*Your task*:
Reproduce all lines of the listing below in which the word "merknad" occurs.

*Records provided*:

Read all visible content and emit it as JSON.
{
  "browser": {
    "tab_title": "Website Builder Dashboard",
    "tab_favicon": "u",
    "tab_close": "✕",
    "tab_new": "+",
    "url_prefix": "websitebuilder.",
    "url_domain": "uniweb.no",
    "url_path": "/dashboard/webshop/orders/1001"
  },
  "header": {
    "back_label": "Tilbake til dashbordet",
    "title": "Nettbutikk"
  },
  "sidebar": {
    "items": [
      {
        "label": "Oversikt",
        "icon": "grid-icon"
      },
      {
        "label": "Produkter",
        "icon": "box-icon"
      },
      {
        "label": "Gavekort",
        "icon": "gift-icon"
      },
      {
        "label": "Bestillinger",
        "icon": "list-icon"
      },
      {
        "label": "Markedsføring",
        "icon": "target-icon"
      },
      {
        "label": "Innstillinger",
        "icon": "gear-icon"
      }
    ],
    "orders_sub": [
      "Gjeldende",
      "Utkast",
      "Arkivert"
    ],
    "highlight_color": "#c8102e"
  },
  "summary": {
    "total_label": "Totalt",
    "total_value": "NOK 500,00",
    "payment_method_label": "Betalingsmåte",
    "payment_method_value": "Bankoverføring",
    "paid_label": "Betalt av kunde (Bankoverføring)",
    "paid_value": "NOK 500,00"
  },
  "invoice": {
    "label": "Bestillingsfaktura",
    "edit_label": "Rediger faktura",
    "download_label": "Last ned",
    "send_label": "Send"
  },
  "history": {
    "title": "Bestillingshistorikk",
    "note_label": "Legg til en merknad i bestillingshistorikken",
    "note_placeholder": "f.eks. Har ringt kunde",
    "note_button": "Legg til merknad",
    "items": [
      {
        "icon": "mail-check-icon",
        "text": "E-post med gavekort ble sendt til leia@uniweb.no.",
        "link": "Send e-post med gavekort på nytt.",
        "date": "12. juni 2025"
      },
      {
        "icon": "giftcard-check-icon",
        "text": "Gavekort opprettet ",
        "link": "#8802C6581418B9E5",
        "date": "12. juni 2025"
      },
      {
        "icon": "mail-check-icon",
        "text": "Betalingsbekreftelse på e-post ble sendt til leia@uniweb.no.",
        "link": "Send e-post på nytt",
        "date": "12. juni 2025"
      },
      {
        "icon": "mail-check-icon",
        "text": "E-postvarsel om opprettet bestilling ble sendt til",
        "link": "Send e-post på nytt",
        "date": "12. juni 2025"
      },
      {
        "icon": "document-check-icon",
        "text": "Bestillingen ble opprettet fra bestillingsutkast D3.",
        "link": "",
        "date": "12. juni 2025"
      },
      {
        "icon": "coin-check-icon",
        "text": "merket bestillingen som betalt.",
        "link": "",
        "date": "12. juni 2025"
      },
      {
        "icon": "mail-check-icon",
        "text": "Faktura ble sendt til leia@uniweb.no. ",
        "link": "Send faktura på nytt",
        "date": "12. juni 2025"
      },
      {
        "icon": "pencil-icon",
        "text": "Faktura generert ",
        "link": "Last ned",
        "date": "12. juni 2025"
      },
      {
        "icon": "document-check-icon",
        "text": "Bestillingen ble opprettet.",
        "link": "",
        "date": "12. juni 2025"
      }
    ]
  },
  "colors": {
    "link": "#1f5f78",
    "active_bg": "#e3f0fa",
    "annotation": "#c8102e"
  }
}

*Completed task*:
    "note_label": "Legg til en merknad i bestillingshistorikken",
    "note_button": "Legg til merknad",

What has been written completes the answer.